List each line in which the string "when" appears.

◆ **Saved entries**:
BEGIN
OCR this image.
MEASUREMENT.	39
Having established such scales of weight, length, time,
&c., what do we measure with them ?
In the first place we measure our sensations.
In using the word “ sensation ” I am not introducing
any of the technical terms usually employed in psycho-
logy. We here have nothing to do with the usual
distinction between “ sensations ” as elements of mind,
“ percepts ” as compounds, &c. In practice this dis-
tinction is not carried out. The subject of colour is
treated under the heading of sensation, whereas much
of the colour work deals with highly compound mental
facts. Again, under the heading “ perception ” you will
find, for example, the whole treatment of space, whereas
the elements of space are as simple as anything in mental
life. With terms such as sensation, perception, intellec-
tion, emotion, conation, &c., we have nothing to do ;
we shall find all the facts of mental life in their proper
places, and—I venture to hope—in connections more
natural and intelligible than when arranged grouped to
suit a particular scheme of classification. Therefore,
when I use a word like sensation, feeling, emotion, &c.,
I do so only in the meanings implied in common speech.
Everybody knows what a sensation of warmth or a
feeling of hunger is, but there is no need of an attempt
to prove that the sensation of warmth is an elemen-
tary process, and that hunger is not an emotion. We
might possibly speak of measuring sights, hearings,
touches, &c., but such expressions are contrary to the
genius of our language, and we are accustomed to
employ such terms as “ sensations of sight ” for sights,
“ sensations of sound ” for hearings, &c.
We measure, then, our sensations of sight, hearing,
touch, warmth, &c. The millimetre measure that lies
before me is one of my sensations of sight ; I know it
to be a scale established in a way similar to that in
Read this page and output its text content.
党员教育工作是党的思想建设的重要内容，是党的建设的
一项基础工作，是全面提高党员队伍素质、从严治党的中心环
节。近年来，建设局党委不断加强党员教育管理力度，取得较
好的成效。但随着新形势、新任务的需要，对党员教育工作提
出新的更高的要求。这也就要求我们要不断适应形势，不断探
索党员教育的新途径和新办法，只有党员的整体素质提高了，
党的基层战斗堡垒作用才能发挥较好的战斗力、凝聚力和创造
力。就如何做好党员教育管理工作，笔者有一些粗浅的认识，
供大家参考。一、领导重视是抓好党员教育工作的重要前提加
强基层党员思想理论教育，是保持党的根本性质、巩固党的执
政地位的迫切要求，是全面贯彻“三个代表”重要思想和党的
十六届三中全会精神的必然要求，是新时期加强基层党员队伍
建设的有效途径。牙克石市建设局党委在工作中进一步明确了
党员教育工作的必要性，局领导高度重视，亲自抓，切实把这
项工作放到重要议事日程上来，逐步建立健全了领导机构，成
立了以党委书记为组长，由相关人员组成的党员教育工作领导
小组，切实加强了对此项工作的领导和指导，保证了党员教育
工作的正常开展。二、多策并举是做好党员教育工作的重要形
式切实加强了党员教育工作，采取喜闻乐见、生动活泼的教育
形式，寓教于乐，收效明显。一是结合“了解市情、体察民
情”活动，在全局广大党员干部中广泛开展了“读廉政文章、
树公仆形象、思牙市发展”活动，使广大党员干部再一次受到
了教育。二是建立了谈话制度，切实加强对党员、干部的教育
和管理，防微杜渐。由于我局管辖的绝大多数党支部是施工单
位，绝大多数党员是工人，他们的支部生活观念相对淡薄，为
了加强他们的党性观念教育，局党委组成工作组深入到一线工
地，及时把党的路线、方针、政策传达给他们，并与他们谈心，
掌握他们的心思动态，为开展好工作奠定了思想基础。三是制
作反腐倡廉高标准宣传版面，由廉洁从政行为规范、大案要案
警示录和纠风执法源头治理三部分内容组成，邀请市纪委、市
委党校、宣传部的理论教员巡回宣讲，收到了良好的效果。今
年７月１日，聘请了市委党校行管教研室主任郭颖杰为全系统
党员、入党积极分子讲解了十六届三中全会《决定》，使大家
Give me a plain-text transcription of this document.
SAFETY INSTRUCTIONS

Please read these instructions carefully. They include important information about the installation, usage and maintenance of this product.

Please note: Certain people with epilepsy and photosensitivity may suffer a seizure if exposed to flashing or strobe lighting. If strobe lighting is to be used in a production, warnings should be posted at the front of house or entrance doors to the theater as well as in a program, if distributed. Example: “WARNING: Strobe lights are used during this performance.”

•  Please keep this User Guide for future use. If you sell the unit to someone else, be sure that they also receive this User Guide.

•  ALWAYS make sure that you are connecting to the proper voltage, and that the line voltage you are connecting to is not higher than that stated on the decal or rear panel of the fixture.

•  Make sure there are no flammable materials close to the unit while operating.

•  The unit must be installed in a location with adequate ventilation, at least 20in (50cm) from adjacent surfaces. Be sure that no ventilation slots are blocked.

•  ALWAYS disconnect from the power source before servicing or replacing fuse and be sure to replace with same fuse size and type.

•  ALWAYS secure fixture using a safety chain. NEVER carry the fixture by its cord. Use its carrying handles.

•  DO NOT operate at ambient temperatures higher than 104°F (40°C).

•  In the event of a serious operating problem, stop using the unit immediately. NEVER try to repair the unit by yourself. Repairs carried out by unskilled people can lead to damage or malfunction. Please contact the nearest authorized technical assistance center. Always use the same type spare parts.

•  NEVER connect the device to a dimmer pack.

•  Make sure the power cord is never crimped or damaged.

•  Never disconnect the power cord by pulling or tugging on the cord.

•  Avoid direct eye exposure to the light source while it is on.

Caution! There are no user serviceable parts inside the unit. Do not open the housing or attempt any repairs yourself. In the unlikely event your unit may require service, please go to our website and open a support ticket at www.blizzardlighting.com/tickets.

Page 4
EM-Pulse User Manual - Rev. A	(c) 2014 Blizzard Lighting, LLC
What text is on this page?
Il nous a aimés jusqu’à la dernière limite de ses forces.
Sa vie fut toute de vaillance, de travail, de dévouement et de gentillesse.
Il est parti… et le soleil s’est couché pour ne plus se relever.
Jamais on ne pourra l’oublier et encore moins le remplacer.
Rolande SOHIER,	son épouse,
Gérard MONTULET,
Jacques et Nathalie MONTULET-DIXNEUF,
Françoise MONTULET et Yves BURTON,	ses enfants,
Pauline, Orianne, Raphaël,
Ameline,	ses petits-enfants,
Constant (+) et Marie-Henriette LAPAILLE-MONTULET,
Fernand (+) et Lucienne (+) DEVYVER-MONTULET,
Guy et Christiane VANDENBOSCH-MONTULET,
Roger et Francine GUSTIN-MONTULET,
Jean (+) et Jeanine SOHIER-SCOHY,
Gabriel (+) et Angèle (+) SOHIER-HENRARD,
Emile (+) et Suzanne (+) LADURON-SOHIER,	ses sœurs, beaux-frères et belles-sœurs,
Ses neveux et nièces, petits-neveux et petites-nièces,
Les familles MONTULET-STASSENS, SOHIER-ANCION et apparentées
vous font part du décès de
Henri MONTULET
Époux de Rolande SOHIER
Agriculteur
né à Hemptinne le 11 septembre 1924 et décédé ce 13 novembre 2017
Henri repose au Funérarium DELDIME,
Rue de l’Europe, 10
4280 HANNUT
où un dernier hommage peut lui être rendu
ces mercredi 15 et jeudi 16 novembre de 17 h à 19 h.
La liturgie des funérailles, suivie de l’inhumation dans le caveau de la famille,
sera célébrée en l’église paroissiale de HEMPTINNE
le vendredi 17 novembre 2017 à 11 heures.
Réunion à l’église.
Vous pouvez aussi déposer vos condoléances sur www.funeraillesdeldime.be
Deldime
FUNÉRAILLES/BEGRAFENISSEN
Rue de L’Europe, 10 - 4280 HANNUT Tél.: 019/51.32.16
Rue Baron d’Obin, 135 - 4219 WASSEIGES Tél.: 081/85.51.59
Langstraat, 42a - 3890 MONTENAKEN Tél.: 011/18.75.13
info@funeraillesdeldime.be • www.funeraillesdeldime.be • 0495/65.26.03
END
◆ **RESULT OF THE TASK**:
natural and intelligible than when arranged grouped to
when I use a word like sensation, feeling, emotion, &c.,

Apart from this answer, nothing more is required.